# Bothriocyrtum californicum enclosure WIP



## Smokehound714 (Jun 18, 2013)

The past few days of watching my trapdoor spider have given me more insight on them..

  At first I had her housed in a plastic container, however she started behaving abnormally, so now I'm emulating her habitat, and moved her into a 10 gallon aquarium.


   I've learned that a 100% vertical burrow makes these spiders uncomfortable, come to think of it, i dont think I've even seen a vertical burrow made by this species, so I'm making her enclosure more like a slope. 

 I'm working on the slope first, then I'll add the rest of the sub as i go.  She definitely appreciated it, went to webbing the sides of the hole immediately, even whilst tamping the sides of her slope.


----------



## vukic (Jun 18, 2013)

Is that just plain damp sand or did you "add" to it so it keeps its shape??

Tiger

Sent from my LT18i using Tapatalk 2


----------



## stewstew8282 (Jun 18, 2013)

Very interesting, 1st trapdoor I've seen NOT housed in a round "won ton soup" type plastic container. It makes sense making a slope, nothing in nature is completely flat. And hey as long as its happy...nice work man.

Do you plan to "decorate" the rest of the tank? If for nothing else but aesthetics. That empty space would drive me nuts..lol.


----------



## Smokehound714 (Jun 18, 2013)

The substrate is a clay-dominant mix of sand and silt.

  This species highly favors clay, while they can still make burrows in compressed sand, they prefer clay.

  She reacted positively to the slope, immediately began feeling around, almost as if she were saying 'very nice!'.


 I'm going to recreate her habitat, I was thinking of adding dudleya, however that requires ample sunlight..

 It might be difficult finding native plants that tolerate indoor conditions..


----------



## josh_r (Jun 19, 2013)
+---+
INSTRUCTIONS:
- 1) Reproduce the passage of the trapdoor spider thread starting at "Very interesting, 1st" and ending at "drive me nuts..lol.".
- 2) Answer these questions from the trapdoor spider thread:
(a) What size aquarium was the spider moved into?
(b) What shape of burrow makes these spiders uncomfortable?
(c) What is the substrate in the enclosure made of?
Answer from the trapdoor spider thread alone.

COLLECTED DATA:
+---+
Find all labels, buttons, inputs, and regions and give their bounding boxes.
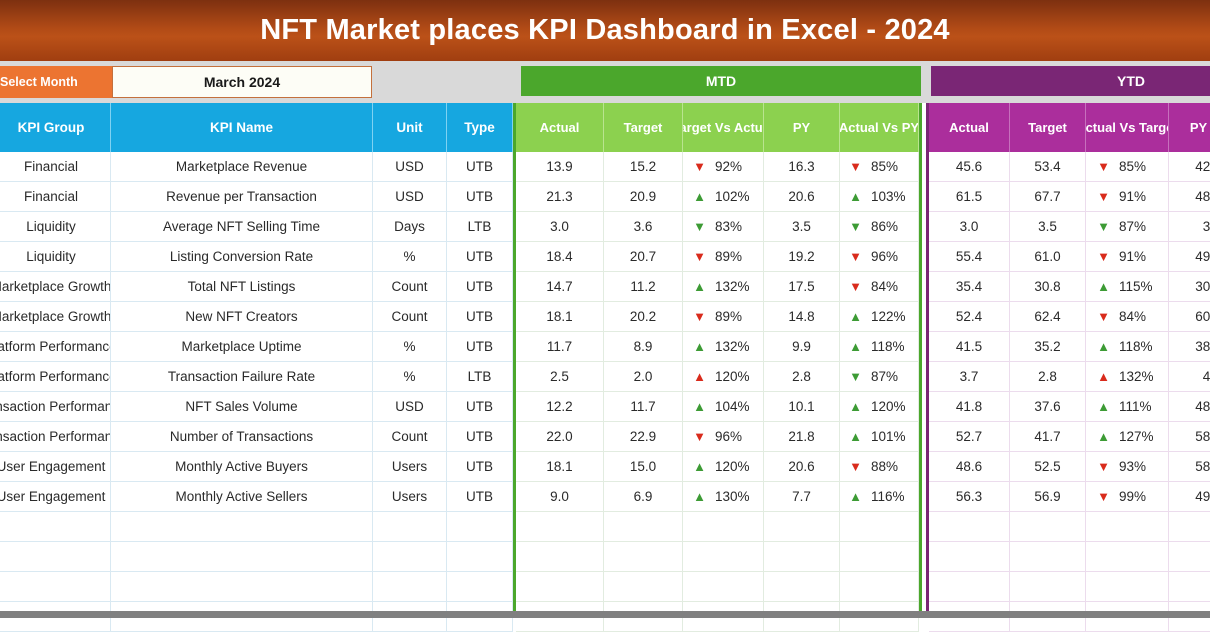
+---+
LIST OF SOLUTIONS:
- 1)
Very interesting, 1st trapdoor I've seen NOT housed in a round "won ton soup" type plastic container. It makes sense making a slope, nothing in nature is completely flat. And hey as long as its happy...nice work man.

Do you plan to "decorate" the rest of the tank? If for nothing else but aesthetics. That empty space would drive me nuts..lol.

- 2)
(a) A 10 gallon aquarium.
(b) A 100% vertical burrow.
(c) A clay-dominant mix of sand and silt.